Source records
* * * * * * * * *
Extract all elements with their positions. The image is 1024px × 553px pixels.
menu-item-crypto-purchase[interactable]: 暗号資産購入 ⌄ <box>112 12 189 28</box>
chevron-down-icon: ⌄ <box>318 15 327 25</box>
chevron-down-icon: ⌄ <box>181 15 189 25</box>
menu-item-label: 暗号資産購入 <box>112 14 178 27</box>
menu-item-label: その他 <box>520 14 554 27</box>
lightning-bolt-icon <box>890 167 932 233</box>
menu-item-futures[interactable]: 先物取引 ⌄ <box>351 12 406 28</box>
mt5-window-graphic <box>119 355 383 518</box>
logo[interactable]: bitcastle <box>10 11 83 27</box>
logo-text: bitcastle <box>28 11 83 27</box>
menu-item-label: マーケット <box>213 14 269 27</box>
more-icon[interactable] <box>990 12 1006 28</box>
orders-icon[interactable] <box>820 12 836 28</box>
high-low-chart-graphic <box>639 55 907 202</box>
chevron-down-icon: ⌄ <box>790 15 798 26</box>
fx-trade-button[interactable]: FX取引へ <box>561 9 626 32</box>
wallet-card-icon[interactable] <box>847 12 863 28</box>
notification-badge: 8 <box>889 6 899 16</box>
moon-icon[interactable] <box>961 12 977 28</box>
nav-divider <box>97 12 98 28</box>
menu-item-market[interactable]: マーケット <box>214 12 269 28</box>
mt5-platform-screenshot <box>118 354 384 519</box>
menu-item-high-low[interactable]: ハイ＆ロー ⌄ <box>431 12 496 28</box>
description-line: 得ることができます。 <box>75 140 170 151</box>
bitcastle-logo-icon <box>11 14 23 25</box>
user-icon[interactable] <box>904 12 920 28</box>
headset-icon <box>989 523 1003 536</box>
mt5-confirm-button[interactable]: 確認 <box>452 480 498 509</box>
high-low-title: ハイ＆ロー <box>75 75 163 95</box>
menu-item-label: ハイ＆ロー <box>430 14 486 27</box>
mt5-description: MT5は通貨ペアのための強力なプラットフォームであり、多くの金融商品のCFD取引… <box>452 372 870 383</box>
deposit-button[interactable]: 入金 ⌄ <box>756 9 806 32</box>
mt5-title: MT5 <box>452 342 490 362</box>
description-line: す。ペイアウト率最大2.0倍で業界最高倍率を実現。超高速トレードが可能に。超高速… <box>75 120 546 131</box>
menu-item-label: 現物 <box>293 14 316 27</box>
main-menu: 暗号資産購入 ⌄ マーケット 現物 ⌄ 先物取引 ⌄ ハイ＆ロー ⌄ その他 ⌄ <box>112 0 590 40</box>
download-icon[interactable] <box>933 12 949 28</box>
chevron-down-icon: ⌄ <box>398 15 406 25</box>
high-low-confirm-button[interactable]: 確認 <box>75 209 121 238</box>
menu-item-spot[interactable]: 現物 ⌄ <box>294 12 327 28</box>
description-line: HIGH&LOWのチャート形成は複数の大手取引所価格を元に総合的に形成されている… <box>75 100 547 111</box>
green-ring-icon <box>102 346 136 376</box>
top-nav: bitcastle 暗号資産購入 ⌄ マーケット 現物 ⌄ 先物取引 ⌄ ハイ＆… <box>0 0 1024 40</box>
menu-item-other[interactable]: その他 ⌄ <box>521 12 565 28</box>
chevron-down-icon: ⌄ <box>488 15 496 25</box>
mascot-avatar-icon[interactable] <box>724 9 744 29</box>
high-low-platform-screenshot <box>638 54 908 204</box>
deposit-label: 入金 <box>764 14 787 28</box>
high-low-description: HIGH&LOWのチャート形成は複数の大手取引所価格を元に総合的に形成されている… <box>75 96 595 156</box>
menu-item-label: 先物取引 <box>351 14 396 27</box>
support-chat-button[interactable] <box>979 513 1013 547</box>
* * * * * * * * *
■ Written exercise: Extract every line from the items above and reproduce each one unchanged, in the same order.

■ Final result:
Extract all elements with their positions. The image is 1024px × 553px pixels.
menu-item-crypto-purchase[interactable]: 暗号資産購入 ⌄ <box>112 12 189 28</box>
chevron-down-icon: ⌄ <box>318 15 327 25</box>
chevron-down-icon: ⌄ <box>181 15 189 25</box>
menu-item-label: 暗号資産購入 <box>112 14 178 27</box>
menu-item-label: その他 <box>520 14 554 27</box>
lightning-bolt-icon <box>890 167 932 233</box>
menu-item-futures[interactable]: 先物取引 ⌄ <box>351 12 406 28</box>
mt5-window-graphic <box>119 355 383 518</box>
logo[interactable]: bitcastle <box>10 11 83 27</box>
logo-text: bitcastle <box>28 11 83 27</box>
menu-item-label: マーケット <box>213 14 269 27</box>
more-icon[interactable] <box>990 12 1006 28</box>
orders-icon[interactable] <box>820 12 836 28</box>
high-low-chart-graphic <box>639 55 907 202</box>
chevron-down-icon: ⌄ <box>790 15 798 26</box>
fx-trade-button[interactable]: FX取引へ <box>561 9 626 32</box>
wallet-card-icon[interactable] <box>847 12 863 28</box>
notification-badge: 8 <box>889 6 899 16</box>
moon-icon[interactable] <box>961 12 977 28</box>
nav-divider <box>97 12 98 28</box>
menu-item-market[interactable]: マーケット <box>214 12 269 28</box>
mt5-platform-screenshot <box>118 354 384 519</box>
menu-item-high-low[interactable]: ハイ＆ロー ⌄ <box>431 12 496 28</box>
description-line: 得ることができます。 <box>75 140 170 151</box>
bitcastle-logo-icon <box>11 14 23 25</box>
user-icon[interactable] <box>904 12 920 28</box>
headset-icon <box>989 523 1003 536</box>
mt5-confirm-button[interactable]: 確認 <box>452 480 498 509</box>
high-low-title: ハイ＆ロー <box>75 75 163 95</box>
menu-item-label: ハイ＆ロー <box>430 14 486 27</box>
mt5-description: MT5は通貨ペアのための強力なプラットフォームであり、多くの金融商品のCFD取引… <box>452 372 870 383</box>
deposit-button[interactable]: 入金 ⌄ <box>756 9 806 32</box>
mt5-title: MT5 <box>452 342 490 362</box>
description-line: す。ペイアウト率最大2.0倍で業界最高倍率を実現。超高速トレードが可能に。超高速… <box>75 120 546 131</box>
menu-item-label: 現物 <box>293 14 316 27</box>
main-menu: 暗号資産購入 ⌄ マーケット 現物 ⌄ 先物取引 ⌄ ハイ＆ロー ⌄ その他 ⌄ <box>112 0 590 40</box>
download-icon[interactable] <box>933 12 949 28</box>
chevron-down-icon: ⌄ <box>398 15 406 25</box>
high-low-confirm-button[interactable]: 確認 <box>75 209 121 238</box>
menu-item-spot[interactable]: 現物 ⌄ <box>294 12 327 28</box>
description-line: HIGH&LOWのチャート形成は複数の大手取引所価格を元に総合的に形成されている… <box>75 100 547 111</box>
green-ring-icon <box>102 346 136 376</box>
top-nav: bitcastle 暗号資産購入 ⌄ マーケット 現物 ⌄ 先物取引 ⌄ ハイ＆… <box>0 0 1024 40</box>
menu-item-other[interactable]: その他 ⌄ <box>521 12 565 28</box>
chevron-down-icon: ⌄ <box>488 15 496 25</box>
mascot-avatar-icon[interactable] <box>724 9 744 29</box>
high-low-platform-screenshot <box>638 54 908 204</box>
deposit-label: 入金 <box>764 14 787 28</box>
high-low-description: HIGH&LOWのチャート形成は複数の大手取引所価格を元に総合的に形成されている… <box>75 96 595 156</box>
menu-item-label: 先物取引 <box>351 14 396 27</box>
support-chat-button[interactable] <box>979 513 1013 547</box>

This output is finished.